__Data records__:
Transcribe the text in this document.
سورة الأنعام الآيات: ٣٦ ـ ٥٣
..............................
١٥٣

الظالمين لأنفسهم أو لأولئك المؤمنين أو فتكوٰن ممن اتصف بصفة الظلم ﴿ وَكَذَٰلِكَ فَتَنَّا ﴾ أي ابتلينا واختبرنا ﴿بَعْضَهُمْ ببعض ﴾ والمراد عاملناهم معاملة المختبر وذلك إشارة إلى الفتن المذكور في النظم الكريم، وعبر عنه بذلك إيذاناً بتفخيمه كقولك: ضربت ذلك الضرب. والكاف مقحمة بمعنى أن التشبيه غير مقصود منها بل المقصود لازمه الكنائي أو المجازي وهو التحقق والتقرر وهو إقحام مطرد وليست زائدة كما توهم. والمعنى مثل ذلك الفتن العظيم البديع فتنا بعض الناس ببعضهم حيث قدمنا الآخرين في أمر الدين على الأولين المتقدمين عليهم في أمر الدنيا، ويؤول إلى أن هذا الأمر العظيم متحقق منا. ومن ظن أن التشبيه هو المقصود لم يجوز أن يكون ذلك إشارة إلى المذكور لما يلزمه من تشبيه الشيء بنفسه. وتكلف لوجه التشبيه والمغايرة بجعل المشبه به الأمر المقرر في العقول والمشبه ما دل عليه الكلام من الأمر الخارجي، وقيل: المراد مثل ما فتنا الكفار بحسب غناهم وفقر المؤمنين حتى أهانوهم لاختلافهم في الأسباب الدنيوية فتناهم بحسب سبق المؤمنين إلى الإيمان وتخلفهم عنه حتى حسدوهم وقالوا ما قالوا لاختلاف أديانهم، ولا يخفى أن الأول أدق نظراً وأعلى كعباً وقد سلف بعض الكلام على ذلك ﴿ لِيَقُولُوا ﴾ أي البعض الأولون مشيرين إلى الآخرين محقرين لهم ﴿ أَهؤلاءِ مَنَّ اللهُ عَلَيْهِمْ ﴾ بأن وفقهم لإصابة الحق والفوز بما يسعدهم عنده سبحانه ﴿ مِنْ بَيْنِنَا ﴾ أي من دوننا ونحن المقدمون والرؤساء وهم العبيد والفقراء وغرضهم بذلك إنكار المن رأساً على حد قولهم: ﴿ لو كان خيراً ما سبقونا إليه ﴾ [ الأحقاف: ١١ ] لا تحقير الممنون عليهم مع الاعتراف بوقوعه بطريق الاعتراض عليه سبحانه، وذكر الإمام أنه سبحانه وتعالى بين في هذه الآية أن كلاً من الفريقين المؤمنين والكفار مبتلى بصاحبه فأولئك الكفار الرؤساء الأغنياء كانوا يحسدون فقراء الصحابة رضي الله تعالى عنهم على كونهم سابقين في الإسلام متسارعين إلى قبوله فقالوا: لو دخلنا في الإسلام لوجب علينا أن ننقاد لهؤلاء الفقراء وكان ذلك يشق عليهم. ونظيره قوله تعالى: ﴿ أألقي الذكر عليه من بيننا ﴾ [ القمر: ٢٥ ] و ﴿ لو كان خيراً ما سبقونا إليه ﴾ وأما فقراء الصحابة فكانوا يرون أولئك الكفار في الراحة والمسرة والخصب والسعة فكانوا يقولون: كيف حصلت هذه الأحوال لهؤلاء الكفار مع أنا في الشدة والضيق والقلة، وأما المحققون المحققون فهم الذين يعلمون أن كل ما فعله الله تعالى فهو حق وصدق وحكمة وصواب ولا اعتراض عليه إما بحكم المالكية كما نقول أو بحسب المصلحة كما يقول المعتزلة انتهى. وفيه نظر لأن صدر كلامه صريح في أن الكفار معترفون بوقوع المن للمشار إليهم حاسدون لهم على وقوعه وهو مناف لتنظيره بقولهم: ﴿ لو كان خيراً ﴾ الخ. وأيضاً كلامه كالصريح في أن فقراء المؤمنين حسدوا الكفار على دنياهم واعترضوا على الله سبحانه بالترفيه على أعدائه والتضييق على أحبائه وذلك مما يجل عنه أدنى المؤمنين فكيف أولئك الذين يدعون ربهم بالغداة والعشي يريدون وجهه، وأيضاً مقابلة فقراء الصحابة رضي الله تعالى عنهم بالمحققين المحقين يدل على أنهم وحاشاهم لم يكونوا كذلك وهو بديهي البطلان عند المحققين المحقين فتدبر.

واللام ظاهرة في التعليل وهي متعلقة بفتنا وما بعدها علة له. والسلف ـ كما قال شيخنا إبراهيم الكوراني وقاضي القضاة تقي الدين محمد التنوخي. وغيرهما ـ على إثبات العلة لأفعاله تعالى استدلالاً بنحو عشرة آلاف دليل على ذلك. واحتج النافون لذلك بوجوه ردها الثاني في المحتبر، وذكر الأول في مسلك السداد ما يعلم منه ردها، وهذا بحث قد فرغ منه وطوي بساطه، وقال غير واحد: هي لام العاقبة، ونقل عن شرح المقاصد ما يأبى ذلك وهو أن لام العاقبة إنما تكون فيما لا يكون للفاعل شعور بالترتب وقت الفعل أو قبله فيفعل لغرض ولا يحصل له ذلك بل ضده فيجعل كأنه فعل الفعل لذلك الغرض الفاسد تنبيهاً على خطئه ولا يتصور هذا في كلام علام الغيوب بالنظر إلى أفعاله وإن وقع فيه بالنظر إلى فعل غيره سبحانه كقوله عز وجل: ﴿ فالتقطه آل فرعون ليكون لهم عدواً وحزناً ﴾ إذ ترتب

==

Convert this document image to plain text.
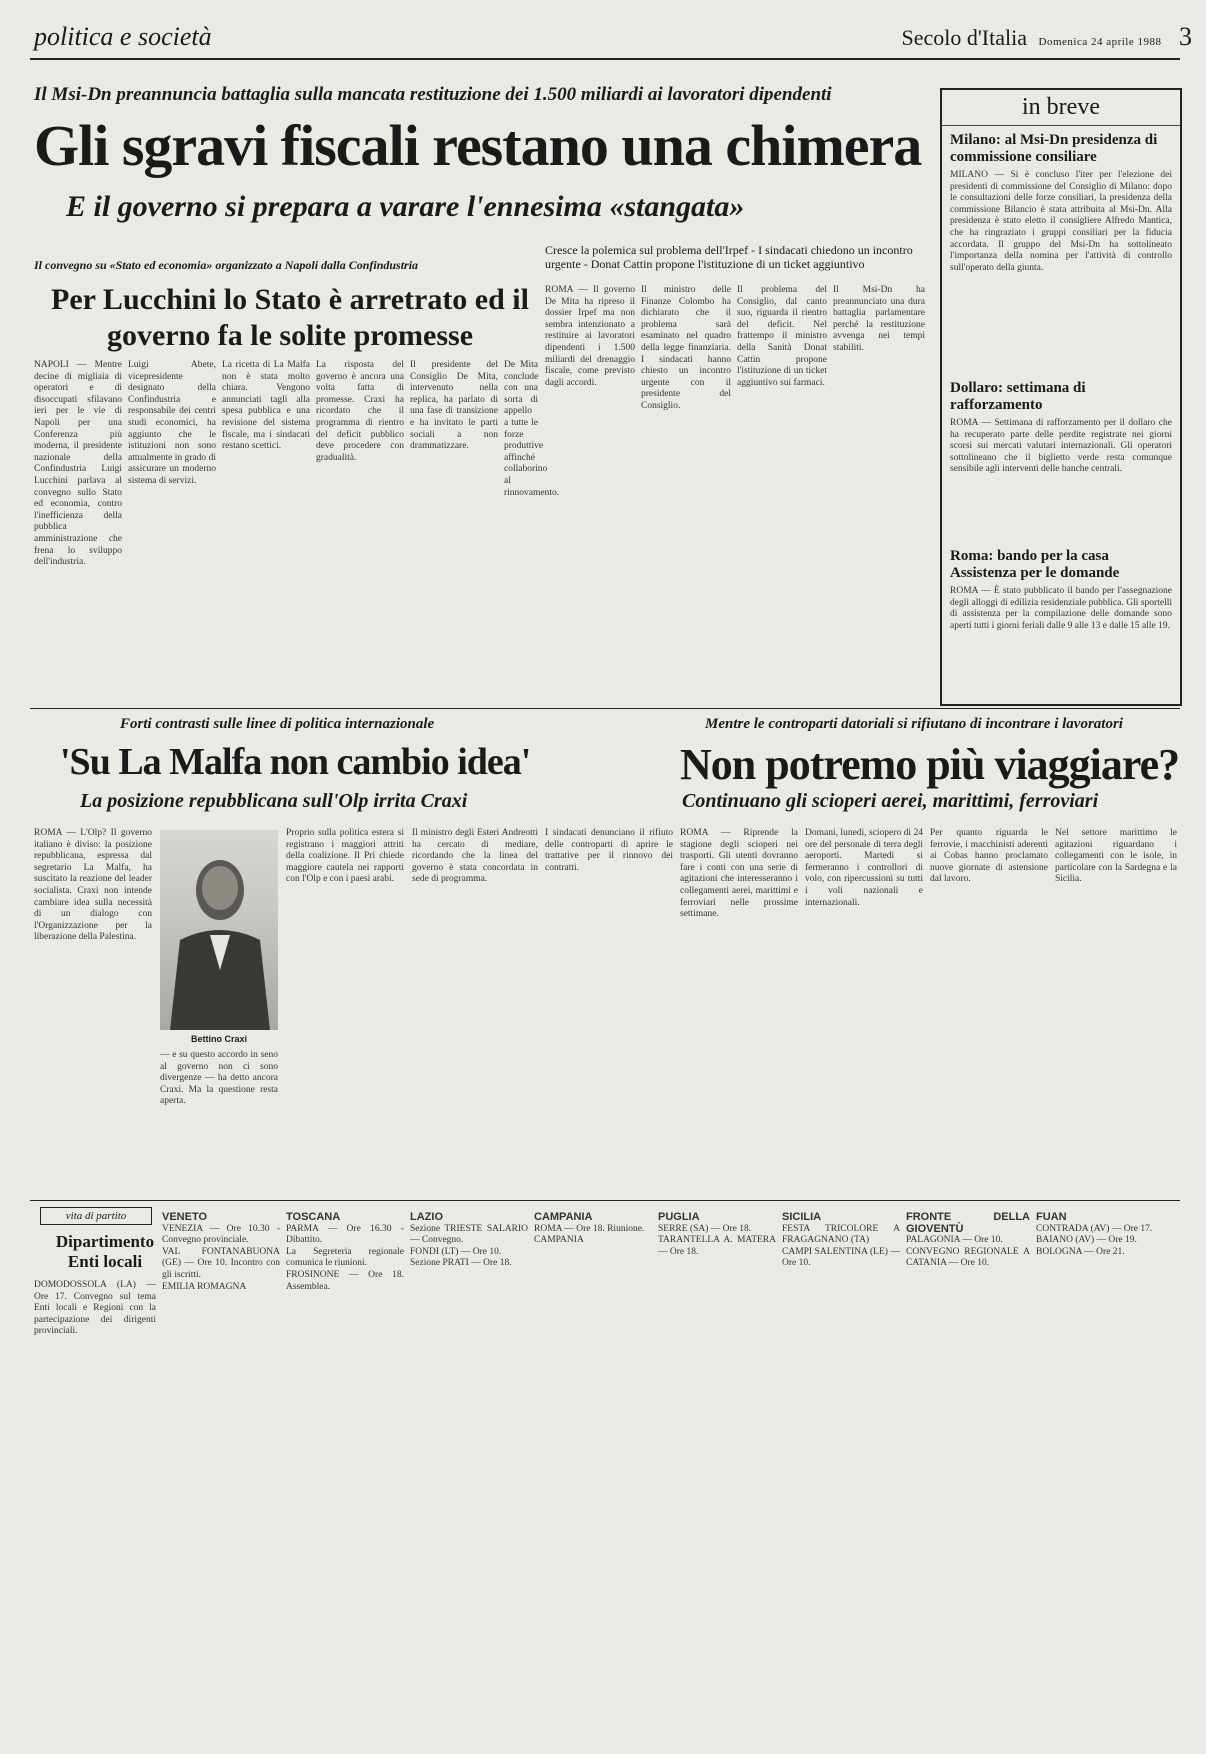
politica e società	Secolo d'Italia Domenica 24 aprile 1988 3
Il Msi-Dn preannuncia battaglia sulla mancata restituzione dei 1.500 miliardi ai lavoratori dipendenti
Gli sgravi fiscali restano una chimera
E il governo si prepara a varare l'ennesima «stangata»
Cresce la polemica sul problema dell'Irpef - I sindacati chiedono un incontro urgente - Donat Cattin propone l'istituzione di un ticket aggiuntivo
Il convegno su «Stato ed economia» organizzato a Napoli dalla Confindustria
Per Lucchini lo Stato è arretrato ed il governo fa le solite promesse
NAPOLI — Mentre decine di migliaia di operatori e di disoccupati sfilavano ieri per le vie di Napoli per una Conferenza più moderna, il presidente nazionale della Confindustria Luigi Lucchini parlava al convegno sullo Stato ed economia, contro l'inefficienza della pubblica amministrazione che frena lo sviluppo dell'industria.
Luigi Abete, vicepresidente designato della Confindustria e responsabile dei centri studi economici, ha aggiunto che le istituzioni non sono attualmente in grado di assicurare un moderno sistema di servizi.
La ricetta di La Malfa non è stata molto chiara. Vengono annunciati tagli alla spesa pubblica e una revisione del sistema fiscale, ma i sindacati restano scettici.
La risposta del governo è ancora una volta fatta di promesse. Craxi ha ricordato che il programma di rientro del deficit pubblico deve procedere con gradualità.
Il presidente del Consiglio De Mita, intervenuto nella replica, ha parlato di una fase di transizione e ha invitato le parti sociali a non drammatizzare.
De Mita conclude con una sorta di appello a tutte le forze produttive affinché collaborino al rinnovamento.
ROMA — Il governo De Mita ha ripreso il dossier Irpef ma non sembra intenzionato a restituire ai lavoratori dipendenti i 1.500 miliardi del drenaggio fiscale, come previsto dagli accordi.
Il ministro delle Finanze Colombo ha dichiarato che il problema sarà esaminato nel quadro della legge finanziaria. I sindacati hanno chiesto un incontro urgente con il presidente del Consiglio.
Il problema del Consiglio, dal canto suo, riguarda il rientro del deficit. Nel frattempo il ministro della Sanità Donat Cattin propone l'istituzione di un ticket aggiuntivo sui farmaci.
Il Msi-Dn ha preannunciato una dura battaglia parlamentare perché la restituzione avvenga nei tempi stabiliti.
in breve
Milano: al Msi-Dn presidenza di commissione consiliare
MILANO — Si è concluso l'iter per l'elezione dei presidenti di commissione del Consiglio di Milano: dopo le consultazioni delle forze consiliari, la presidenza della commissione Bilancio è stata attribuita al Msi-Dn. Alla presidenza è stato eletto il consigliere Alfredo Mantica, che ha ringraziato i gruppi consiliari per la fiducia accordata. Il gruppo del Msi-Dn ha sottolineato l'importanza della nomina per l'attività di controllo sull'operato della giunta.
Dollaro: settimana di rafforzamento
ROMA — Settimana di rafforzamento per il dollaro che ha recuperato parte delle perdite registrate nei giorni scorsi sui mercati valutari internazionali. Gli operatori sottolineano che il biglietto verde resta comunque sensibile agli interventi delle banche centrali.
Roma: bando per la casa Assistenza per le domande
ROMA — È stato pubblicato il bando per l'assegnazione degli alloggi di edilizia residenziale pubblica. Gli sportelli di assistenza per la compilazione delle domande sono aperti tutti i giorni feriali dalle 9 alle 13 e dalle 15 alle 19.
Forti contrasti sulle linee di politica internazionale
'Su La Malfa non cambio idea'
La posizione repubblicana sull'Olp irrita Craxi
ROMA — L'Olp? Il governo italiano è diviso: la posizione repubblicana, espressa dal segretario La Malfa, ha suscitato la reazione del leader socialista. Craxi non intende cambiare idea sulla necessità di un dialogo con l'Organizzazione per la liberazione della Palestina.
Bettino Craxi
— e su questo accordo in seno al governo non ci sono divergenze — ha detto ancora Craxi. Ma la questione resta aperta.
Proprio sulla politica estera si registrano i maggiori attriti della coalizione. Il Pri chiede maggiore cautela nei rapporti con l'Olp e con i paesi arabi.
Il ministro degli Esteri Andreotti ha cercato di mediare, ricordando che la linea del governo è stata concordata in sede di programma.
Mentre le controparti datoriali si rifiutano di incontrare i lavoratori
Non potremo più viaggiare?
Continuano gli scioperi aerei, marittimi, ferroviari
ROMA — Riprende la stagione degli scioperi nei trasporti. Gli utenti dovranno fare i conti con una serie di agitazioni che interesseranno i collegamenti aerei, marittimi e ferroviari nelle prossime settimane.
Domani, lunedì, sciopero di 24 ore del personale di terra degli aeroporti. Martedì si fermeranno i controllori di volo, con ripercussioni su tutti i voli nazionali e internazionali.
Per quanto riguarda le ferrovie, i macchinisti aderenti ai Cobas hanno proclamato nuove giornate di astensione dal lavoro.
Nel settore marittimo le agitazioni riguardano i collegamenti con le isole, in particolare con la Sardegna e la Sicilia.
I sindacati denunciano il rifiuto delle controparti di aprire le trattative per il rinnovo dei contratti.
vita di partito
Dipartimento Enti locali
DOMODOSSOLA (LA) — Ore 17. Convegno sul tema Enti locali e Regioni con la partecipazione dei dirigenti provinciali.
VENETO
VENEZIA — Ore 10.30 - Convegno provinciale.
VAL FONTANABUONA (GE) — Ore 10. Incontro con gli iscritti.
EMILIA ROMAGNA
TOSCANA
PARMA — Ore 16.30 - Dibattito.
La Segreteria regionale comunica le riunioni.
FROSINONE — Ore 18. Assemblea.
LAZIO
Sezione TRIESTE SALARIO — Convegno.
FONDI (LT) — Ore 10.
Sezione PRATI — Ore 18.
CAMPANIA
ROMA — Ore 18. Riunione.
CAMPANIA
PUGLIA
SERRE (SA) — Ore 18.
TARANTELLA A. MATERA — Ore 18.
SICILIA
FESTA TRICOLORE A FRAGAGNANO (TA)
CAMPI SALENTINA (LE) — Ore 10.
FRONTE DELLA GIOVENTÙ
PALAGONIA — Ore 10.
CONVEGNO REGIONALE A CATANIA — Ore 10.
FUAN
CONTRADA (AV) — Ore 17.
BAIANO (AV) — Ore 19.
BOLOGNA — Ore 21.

__WORK TO COMPLETE__: Only lines that contain the word "lavoratori" are wanted; copy each of them.

__RESPONSE TO THIS EXERCISE__:
Il Msi-Dn preannuncia battaglia sulla mancata restituzione dei 1.500 miliardi ai lavoratori dipendenti
ROMA — Il governo De Mita ha ripreso il dossier Irpef ma non sembra intenzionato a restituire ai lavoratori dipendenti i 1.500 miliardi del drenaggio fiscale, come previsto dagli accordi.
Mentre le controparti datoriali si rifiutano di incontrare i lavoratori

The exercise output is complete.